--- start ---

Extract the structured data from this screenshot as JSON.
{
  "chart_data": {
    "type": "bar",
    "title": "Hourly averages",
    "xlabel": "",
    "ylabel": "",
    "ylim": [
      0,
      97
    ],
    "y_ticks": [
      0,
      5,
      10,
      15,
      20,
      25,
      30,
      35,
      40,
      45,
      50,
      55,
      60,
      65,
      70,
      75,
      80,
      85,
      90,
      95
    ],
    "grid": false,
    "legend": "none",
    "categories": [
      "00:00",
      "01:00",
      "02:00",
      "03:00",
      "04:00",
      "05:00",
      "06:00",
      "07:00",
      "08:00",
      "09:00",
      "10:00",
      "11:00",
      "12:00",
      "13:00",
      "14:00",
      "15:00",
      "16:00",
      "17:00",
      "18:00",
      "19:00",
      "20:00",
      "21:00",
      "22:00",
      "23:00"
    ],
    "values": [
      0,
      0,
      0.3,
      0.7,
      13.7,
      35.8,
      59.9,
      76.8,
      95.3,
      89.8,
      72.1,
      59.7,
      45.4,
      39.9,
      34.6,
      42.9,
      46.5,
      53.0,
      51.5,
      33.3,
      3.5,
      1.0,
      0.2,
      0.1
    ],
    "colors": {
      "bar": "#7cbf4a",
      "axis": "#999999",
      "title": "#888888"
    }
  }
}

--- end ---

• _Problem to work on_
Every line above that contains the word "title" should be reported.

• _Exercise output_
    "title": "Hourly averages",
      "title": "#888888"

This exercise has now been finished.